TASK STATEMENT:
Select all lines holding the word "screenshot" from the entries that follow.

INFORMATION GIVEN:
# # # # # # #
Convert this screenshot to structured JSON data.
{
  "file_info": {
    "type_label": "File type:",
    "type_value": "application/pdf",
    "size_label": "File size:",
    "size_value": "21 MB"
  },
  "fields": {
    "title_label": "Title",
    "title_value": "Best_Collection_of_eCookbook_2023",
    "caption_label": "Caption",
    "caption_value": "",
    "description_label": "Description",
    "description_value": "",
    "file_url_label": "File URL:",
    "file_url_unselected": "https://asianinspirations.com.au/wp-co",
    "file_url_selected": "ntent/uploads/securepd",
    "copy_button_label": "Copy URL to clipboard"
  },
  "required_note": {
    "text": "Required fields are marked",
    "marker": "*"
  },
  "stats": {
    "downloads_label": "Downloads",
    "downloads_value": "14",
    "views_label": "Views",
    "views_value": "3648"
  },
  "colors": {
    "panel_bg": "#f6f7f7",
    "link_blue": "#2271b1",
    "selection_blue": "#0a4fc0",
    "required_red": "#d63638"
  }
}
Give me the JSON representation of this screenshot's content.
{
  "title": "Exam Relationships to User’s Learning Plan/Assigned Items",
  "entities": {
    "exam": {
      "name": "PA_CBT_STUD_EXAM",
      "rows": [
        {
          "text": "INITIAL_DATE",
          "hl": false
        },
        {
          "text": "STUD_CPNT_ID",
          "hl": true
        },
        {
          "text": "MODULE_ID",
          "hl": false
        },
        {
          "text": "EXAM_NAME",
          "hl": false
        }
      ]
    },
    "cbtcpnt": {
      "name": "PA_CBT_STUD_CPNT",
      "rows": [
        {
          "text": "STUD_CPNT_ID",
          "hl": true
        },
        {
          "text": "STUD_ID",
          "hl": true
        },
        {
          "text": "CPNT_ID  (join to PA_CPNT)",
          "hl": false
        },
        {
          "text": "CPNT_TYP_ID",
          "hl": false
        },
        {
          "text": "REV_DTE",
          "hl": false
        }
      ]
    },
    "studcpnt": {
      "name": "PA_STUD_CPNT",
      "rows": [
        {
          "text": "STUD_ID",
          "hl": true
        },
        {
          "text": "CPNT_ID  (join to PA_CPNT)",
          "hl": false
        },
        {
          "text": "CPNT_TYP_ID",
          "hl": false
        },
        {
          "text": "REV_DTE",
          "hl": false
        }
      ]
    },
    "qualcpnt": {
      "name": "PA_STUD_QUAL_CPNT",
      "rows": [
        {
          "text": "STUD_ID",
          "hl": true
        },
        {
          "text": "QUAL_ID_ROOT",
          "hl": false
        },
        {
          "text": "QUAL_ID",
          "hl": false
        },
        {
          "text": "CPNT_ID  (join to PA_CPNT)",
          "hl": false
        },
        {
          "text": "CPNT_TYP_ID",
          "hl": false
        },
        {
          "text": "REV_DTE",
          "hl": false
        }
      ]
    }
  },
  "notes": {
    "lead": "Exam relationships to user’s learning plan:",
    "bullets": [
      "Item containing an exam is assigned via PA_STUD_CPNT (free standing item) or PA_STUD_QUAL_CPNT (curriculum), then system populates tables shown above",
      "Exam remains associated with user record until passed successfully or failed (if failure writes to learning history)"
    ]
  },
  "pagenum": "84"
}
# # # # # # #
FULL SOLUTION:
Convert this screenshot to structured JSON data.
Give me the JSON representation of this screenshot's content.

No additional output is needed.